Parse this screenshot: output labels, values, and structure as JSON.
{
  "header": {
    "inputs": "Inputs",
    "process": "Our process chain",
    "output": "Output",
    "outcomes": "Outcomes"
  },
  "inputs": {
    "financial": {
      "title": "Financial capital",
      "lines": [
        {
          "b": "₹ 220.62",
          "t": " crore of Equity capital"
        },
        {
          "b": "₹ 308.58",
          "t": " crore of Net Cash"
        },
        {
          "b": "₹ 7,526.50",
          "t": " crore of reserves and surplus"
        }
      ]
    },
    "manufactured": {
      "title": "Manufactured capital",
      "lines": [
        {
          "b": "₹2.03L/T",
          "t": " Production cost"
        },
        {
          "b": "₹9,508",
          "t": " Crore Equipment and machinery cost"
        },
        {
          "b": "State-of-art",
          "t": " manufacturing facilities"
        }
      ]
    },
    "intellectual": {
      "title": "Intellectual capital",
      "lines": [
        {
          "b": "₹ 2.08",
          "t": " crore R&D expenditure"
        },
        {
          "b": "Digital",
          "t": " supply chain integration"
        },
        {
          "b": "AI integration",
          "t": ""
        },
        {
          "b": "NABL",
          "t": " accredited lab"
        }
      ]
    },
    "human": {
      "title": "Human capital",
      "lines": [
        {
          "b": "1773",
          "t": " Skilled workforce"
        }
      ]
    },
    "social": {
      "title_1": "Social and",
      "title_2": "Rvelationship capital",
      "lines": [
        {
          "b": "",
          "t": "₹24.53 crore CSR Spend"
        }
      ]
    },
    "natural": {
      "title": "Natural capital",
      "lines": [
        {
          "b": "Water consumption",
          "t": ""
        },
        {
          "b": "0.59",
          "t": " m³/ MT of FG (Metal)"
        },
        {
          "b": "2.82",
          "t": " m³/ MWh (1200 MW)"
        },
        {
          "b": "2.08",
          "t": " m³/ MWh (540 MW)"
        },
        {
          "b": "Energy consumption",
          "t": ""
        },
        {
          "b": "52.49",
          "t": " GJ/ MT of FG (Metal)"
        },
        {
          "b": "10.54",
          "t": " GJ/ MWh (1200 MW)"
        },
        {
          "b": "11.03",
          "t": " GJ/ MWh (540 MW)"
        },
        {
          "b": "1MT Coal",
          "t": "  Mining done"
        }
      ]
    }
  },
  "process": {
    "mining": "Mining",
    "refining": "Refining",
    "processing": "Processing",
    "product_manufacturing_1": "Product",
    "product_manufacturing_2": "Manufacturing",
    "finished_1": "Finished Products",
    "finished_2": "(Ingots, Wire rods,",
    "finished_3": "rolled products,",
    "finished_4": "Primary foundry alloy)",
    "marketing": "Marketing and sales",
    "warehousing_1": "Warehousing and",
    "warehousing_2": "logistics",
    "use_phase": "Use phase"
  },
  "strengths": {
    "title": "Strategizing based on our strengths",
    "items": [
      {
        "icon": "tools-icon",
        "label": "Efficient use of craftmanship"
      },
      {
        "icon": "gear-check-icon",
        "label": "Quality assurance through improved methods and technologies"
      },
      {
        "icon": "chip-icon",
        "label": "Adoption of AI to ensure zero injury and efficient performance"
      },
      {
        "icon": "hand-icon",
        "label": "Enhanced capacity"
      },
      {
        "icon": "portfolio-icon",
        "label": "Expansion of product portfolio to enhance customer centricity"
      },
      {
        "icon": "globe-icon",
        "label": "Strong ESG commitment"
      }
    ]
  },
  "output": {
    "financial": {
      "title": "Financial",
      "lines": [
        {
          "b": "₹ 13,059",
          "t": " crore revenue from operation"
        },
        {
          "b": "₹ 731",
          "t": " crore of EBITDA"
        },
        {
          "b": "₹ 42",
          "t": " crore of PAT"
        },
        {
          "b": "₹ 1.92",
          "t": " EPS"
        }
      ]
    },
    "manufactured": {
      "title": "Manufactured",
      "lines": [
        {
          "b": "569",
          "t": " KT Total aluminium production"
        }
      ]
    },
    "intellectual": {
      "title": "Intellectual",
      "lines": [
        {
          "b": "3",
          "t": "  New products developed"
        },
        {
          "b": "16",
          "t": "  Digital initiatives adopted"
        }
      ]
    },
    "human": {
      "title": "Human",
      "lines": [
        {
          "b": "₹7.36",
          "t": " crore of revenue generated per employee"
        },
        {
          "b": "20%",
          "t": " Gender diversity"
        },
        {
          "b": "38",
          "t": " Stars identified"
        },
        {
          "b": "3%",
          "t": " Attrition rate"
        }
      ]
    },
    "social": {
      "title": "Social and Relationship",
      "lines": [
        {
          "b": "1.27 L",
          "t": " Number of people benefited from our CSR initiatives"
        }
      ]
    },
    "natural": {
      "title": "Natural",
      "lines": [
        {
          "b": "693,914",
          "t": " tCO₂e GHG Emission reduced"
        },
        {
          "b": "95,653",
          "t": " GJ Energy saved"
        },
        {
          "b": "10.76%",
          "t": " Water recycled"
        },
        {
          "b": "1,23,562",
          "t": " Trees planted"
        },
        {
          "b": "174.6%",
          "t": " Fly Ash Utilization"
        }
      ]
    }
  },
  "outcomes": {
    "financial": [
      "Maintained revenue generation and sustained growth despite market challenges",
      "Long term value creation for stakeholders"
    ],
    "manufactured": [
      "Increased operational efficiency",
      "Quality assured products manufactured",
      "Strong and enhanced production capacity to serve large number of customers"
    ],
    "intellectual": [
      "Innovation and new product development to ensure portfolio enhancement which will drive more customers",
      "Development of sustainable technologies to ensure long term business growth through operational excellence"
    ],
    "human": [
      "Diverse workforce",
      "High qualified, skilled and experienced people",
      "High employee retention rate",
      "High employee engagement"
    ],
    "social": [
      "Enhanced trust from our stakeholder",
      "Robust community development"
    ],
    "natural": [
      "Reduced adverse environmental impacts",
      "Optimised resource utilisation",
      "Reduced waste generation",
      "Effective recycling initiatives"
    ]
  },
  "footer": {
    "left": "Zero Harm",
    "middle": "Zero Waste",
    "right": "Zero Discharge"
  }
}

● ● ● ● ●

Your goal
Reply with one number only, the count of lines above that hold the string "cost".

Reply
2